书面题目 :: 下面这篇讲农民工子女的文章，你能从它最后一句之后接着续写下去吗？

后浪:输在起跑线上的孩子| 民工潮40年(四)

根据第七次人口普查,中国流动人口已达3.76亿,每四个人中有一个在“流动”。他们的子女有1.3-1.5亿人,约占中国儿童的一半。无论是农村留守儿童,还是随打工父母进城的流动儿童,都置身于环境剧变中,他们也是“时代进程中的承压者”。这些输在起跑线上的孩子,会不会有比父辈更容易的人生?

后浪:输在起跑线上的孩子| 民工潮40年(四) 根据第七次人口普查,中国流动人口已达3.76亿,每四个人中有一个在“流动”。他们的子女有1.3-1.5亿人,约占中国儿童的一半。无论是农村留守儿童,还是随打工父母进城的流动儿童,都置身于环境剧变中,他们也是“时代进程中的承压者”。这些输在起跑线上的孩子,会不会有比父辈更容易的人生?

40年潮起潮落,三代农民工被时代潮流裹挟,抛妻弃子,候鸟般地迁徙。根据第七次人口普查,中国流动人口已达3.76亿,每四个人中有一个在“流动”。他们的子女有1.3-1.5亿人,约占中国儿童的一半。无论是农村留守儿童,还是随打工父母进城的流动儿童,都置身于环境剧变中,他们也是“时代进程中的承压者”。这些输在起跑线上的孩子,会不会有比父辈更容易的人生?

留守儿童家长:为了小孩子,反正是没办法才出来打工。一天12个小时,我就希望他们要好好读书。
爸爸妈妈都是很爱很爱你们。

但凡有点办法,谁愿意骨肉分离?二元结构下的乡村,家庭监护显然不如生存倒逼更凛冽。据统计,目前中国没有父母监护,未满16岁的未成年人有644万,他们的营养状况,心理健康,教育质量乃至生存安全已成为令人揪心的社会问题。

曾经也是留守儿童的蒋能杰导演,拍了纪录片“留守儿童三部曲”。

四岁五岁就上一年级了。我们离镇上那么远。小孩父母打工啊,爷爷奶奶就背着小孩子上学。还要在那里租房,租房一年要几百。生活费呢,爷爷奶奶跟着在那里吃,家里没人种田,要好多的钱。

在抽走了农村青壮劳力之后,中国政府并没有好好照顾他们留在老家的孩子。2001年开始的”撤点并校“,使农村基础教育迅速废弛。十年间,中国农村中小学消失了一半。山区孩子被迫长途跋涉,到遥远的镇上上学。

新来的代课老师张老师:代课的工资低,一个月才一二百块,现在高了些,也只有六七百块一个月。

学生家长:我们这里条件太差,没有老师愿意来。。。他要是出去打工,随便做点事一个月一千多块。两个班一个老师,教这个班,另一个班在玩。

数据部分 ::
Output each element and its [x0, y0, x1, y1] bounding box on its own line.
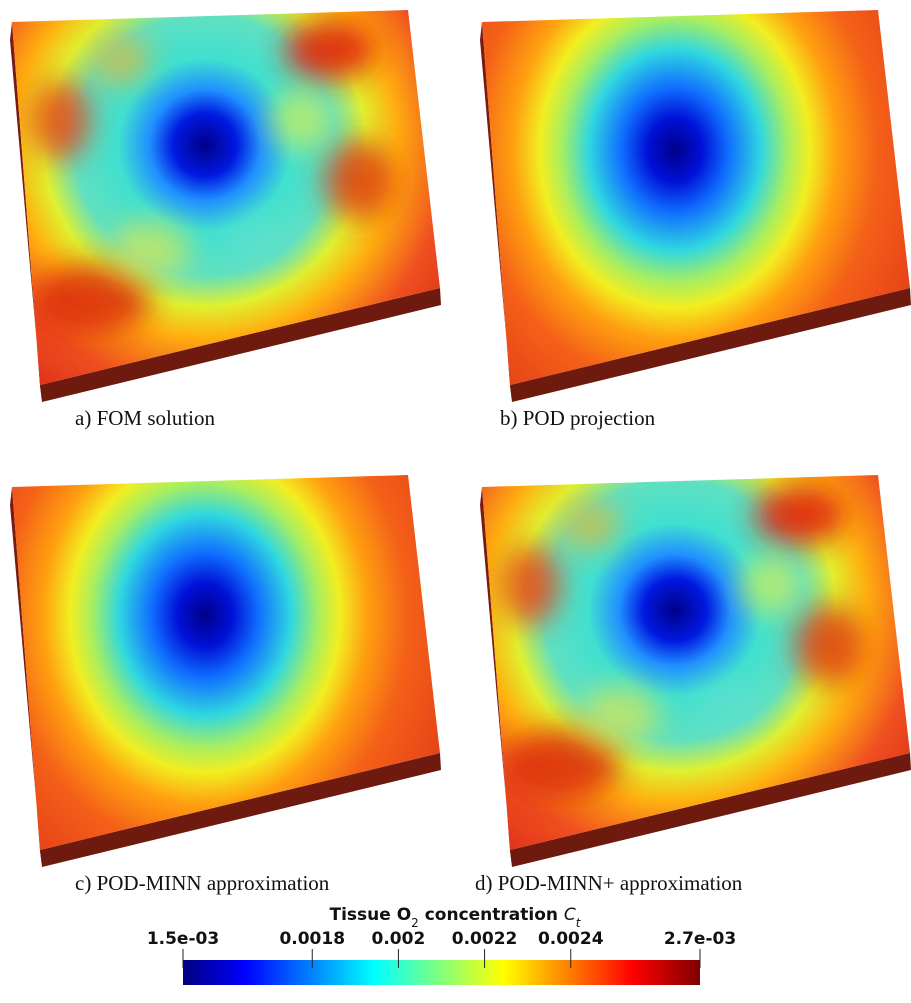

题目解答 ::
优质教育资源向城市集中,当城里父母又拼又卷地鸡娃培优时,农村孩子大多与祖辈相依为命,面临学校教育和亲情慰藉的双重缺失。

记者:现在的国家主席是谁知道吗?
留守儿童:不知道。2008年奥运会在哪开的?不知道。
记者:你长大想做什么?
留守儿童:打工。好有钱。找妈妈。
记者:你和谁玩?
留守儿童:和狗。
记者:还有谁?
留守儿童:狗崽崽。

一边是失落的农村教育引发的厌学情绪,一边是南方工厂“用工荒”而提高薪资的诱惑,农村青少年辍学率快速反弹。

美国经济学家,斯坦福教授罗斯高用半生时间,死磕中国农村问题。他发现,中国陷于“中等收入陷阱”中而无法自拔的根源,就是中国农村受过高中以上教育的占比太低。

罗斯高Scott Rozelle(美国经济学家):中国的城里,93%的孩子上高中,。。但是你就看贫困农村,63%的孩子一天没上过高中。

中国经济正在转型,在不久的将来,这些不读高中的人将被更快更不知疲倦的机器挤出车间。高辍学率增加的是劳动力还是失业率?政府有没有算过这笔帐?

打工子弟和城里的小朋友一样都是中国的娃,都是祖国的花。

2007年除夕夜,央视春晚上的打工子弟诗朗诵感动中国。可事实是,这些看起来和城里孩子一样的打工子弟,带着先天的二等公民烙印,尽管他们的父母也是城市的建设者,也在为城市纳税。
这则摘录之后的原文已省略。